Data records
- - - - - - -

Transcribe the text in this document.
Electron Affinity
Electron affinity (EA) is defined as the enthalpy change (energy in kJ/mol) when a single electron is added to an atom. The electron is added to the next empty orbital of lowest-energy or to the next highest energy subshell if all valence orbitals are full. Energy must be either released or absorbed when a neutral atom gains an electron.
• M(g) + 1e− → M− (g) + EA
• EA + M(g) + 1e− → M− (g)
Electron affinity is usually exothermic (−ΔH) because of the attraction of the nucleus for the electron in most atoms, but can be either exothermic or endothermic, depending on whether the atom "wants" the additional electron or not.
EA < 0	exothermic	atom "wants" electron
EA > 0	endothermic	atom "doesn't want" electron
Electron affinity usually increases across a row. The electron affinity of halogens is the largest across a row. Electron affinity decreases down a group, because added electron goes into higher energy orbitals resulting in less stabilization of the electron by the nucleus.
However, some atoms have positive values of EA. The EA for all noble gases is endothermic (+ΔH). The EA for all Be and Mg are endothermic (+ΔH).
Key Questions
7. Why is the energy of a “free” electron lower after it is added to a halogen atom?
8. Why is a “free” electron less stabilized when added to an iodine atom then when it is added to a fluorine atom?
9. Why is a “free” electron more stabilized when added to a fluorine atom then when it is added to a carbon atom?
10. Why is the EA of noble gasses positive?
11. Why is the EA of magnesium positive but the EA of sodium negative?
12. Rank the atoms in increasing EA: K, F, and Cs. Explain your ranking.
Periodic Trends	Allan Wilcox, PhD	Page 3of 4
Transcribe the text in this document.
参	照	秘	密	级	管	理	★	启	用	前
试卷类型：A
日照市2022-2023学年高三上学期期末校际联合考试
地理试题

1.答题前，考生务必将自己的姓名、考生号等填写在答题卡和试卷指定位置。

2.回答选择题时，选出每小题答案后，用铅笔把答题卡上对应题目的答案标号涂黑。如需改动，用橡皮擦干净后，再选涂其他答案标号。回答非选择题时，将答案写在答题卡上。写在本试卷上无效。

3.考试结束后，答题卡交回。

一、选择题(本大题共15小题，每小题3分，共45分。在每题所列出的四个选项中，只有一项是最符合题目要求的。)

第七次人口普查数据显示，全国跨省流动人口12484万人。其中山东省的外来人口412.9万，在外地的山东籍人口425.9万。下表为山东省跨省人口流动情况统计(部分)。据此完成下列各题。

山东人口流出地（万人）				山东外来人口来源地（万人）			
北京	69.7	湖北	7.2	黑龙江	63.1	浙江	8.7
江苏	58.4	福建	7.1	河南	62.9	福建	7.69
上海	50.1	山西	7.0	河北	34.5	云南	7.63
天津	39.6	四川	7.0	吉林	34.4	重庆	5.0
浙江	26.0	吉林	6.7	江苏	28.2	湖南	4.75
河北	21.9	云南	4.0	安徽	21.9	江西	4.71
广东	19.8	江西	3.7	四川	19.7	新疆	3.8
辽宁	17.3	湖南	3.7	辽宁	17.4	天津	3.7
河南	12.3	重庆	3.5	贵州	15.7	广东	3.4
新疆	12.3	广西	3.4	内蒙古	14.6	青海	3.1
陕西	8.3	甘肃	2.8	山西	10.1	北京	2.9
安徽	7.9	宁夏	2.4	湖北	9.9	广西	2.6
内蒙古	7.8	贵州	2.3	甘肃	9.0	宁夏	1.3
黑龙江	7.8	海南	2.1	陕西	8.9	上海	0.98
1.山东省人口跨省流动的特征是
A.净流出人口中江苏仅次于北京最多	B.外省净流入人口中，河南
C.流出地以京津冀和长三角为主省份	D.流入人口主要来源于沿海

- - - - - - -

- **YOUR TASK**: Your task is to repeat the data exactly, with nothing left out.

- **SOLUTION TO THIS TASK**:
Transcribe the text in this document.
Electron Affinity
Electron affinity (EA) is defined as the enthalpy change (energy in kJ/mol) when a single electron is added to an atom. The electron is added to the next empty orbital of lowest-energy or to the next highest energy subshell if all valence orbitals are full. Energy must be either released or absorbed when a neutral atom gains an electron.
• M(g) + 1e− → M− (g) + EA
• EA + M(g) + 1e− → M− (g)
Electron affinity is usually exothermic (−ΔH) because of the attraction of the nucleus for the electron in most atoms, but can be either exothermic or endothermic, depending on whether the atom "wants" the additional electron or not.
EA < 0	exothermic	atom "wants" electron
EA > 0	endothermic	atom "doesn't want" electron
Electron affinity usually increases across a row. The electron affinity of halogens is the largest across a row. Electron affinity decreases down a group, because added electron goes into higher energy orbitals resulting in less stabilization of the electron by the nucleus.
However, some atoms have positive values of EA. The EA for all noble gases is endothermic (+ΔH). The EA for all Be and Mg are endothermic (+ΔH).
Key Questions
7. Why is the energy of a “free” electron lower after it is added to a halogen atom?
8. Why is a “free” electron less stabilized when added to an iodine atom then when it is added to a fluorine atom?
9. Why is a “free” electron more stabilized when added to a fluorine atom then when it is added to a carbon atom?
10. Why is the EA of noble gasses positive?
11. Why is the EA of magnesium positive but the EA of sodium negative?
12. Rank the atoms in increasing EA: K, F, and Cs. Explain your ranking.
Periodic Trends	Allan Wilcox, PhD	Page 3of 4
Transcribe the text in this document.
参	照	秘	密	级	管	理	★	启	用	前
试卷类型：A
日照市2022-2023学年高三上学期期末校际联合考试
地理试题

1.答题前，考生务必将自己的姓名、考生号等填写在答题卡和试卷指定位置。

2.回答选择题时，选出每小题答案后，用铅笔把答题卡上对应题目的答案标号涂黑。如需改动，用橡皮擦干净后，再选涂其他答案标号。回答非选择题时，将答案写在答题卡上。写在本试卷上无效。

3.考试结束后，答题卡交回。

一、选择题(本大题共15小题，每小题3分，共45分。在每题所列出的四个选项中，只有一项是最符合题目要求的。)

第七次人口普查数据显示，全国跨省流动人口12484万人。其中山东省的外来人口412.9万，在外地的山东籍人口425.9万。下表为山东省跨省人口流动情况统计(部分)。据此完成下列各题。

山东人口流出地（万人）				山东外来人口来源地（万人）			
北京	69.7	湖北	7.2	黑龙江	63.1	浙江	8.7
江苏	58.4	福建	7.1	河南	62.9	福建	7.69
上海	50.1	山西	7.0	河北	34.5	云南	7.63
天津	39.6	四川	7.0	吉林	34.4	重庆	5.0
浙江	26.0	吉林	6.7	江苏	28.2	湖南	4.75
河北	21.9	云南	4.0	安徽	21.9	江西	4.71
广东	19.8	江西	3.7	四川	19.7	新疆	3.8
辽宁	17.3	湖南	3.7	辽宁	17.4	天津	3.7
河南	12.3	重庆	3.5	贵州	15.7	广东	3.4
新疆	12.3	广西	3.4	内蒙古	14.6	青海	3.1
陕西	8.3	甘肃	2.8	山西	10.1	北京	2.9
安徽	7.9	宁夏	2.4	湖北	9.9	广西	2.6
内蒙古	7.8	贵州	2.3	甘肃	9.0	宁夏	1.3
黑龙江	7.8	海南	2.1	陕西	8.9	上海	0.98
1.山东省人口跨省流动的特征是
A.净流出人口中江苏仅次于北京最多	B.外省净流入人口中，河南
C.流出地以京津冀和长三角为主省份	D.流入人口主要来源于沿海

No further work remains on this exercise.